### Work to do
Reproduce every row below word for word, keeping each one unchanged.

Excerpt from the dataset
_ _ _ _ _

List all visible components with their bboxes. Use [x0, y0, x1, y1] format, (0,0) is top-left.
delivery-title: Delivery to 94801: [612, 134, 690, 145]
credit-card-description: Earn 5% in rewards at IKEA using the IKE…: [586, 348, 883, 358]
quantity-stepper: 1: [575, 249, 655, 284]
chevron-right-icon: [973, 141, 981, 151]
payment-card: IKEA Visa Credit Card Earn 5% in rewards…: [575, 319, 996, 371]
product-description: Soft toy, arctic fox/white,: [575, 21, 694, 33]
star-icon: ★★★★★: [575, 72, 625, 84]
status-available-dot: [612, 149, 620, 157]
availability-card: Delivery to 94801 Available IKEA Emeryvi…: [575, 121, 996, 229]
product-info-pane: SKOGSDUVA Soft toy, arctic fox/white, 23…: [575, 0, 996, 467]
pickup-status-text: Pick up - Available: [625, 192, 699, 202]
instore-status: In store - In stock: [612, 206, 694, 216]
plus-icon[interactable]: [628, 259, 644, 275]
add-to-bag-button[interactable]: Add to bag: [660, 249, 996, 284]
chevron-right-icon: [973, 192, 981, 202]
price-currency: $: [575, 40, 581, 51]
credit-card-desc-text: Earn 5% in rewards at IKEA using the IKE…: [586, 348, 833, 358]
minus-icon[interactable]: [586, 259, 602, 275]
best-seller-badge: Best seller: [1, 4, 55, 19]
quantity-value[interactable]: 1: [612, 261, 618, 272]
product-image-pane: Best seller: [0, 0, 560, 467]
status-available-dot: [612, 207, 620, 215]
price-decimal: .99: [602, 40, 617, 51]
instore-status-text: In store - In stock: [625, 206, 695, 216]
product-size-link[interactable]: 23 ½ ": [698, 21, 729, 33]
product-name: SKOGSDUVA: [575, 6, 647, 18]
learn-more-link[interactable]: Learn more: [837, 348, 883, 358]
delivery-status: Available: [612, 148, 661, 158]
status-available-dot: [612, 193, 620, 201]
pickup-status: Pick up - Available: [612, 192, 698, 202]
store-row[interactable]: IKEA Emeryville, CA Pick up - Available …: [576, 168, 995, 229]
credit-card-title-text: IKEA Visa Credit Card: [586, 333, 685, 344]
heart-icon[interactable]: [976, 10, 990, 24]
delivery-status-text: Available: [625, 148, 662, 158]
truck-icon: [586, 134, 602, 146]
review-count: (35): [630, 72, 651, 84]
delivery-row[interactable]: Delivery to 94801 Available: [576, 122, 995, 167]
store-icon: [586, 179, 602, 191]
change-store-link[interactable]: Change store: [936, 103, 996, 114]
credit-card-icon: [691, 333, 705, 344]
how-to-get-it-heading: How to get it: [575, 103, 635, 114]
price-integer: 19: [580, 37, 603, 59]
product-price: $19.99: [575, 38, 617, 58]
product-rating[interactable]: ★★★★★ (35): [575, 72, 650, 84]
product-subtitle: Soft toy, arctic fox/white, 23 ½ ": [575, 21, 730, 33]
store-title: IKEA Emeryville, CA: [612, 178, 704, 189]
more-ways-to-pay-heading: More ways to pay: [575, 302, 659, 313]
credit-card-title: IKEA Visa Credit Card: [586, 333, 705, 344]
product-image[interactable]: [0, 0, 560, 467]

_ _ _ _ _

### Output for this task
List all visible components with their bboxes. Use [x0, y0, x1, y1] format, (0,0) is top-left.
delivery-title: Delivery to 94801: [612, 134, 690, 145]
credit-card-description: Earn 5% in rewards at IKEA using the IKE…: [586, 348, 883, 358]
quantity-stepper: 1: [575, 249, 655, 284]
chevron-right-icon: [973, 141, 981, 151]
payment-card: IKEA Visa Credit Card Earn 5% in rewards…: [575, 319, 996, 371]
product-description: Soft toy, arctic fox/white,: [575, 21, 694, 33]
star-icon: ★★★★★: [575, 72, 625, 84]
status-available-dot: [612, 149, 620, 157]
availability-card: Delivery to 94801 Available IKEA Emeryvi…: [575, 121, 996, 229]
product-info-pane: SKOGSDUVA Soft toy, arctic fox/white, 23…: [575, 0, 996, 467]
pickup-status-text: Pick up - Available: [625, 192, 699, 202]
instore-status: In store - In stock: [612, 206, 694, 216]
plus-icon[interactable]: [628, 259, 644, 275]
add-to-bag-button[interactable]: Add to bag: [660, 249, 996, 284]
chevron-right-icon: [973, 192, 981, 202]
price-currency: $: [575, 40, 581, 51]
credit-card-desc-text: Earn 5% in rewards at IKEA using the IKE…: [586, 348, 833, 358]
minus-icon[interactable]: [586, 259, 602, 275]
best-seller-badge: Best seller: [1, 4, 55, 19]
quantity-value[interactable]: 1: [612, 261, 618, 272]
product-image-pane: Best seller: [0, 0, 560, 467]
status-available-dot: [612, 207, 620, 215]
price-decimal: .99: [602, 40, 617, 51]
instore-status-text: In store - In stock: [625, 206, 695, 216]
product-size-link[interactable]: 23 ½ ": [698, 21, 729, 33]
product-name: SKOGSDUVA: [575, 6, 647, 18]
learn-more-link[interactable]: Learn more: [837, 348, 883, 358]
delivery-status: Available: [612, 148, 661, 158]
status-available-dot: [612, 193, 620, 201]
pickup-status: Pick up - Available: [612, 192, 698, 202]
store-row[interactable]: IKEA Emeryville, CA Pick up - Available …: [576, 168, 995, 229]
credit-card-title-text: IKEA Visa Credit Card: [586, 333, 685, 344]
heart-icon[interactable]: [976, 10, 990, 24]
delivery-status-text: Available: [625, 148, 662, 158]
truck-icon: [586, 134, 602, 146]
review-count: (35): [630, 72, 651, 84]
delivery-row[interactable]: Delivery to 94801 Available: [576, 122, 995, 167]
store-icon: [586, 179, 602, 191]
change-store-link[interactable]: Change store: [936, 103, 996, 114]
credit-card-icon: [691, 333, 705, 344]
how-to-get-it-heading: How to get it: [575, 103, 635, 114]
price-integer: 19: [580, 37, 603, 59]
product-price: $19.99: [575, 38, 617, 58]
product-rating[interactable]: ★★★★★ (35): [575, 72, 650, 84]
product-subtitle: Soft toy, arctic fox/white, 23 ½ ": [575, 21, 730, 33]
store-title: IKEA Emeryville, CA: [612, 178, 704, 189]
more-ways-to-pay-heading: More ways to pay: [575, 302, 659, 313]
credit-card-title: IKEA Visa Credit Card: [586, 333, 705, 344]
product-image[interactable]: [0, 0, 560, 467]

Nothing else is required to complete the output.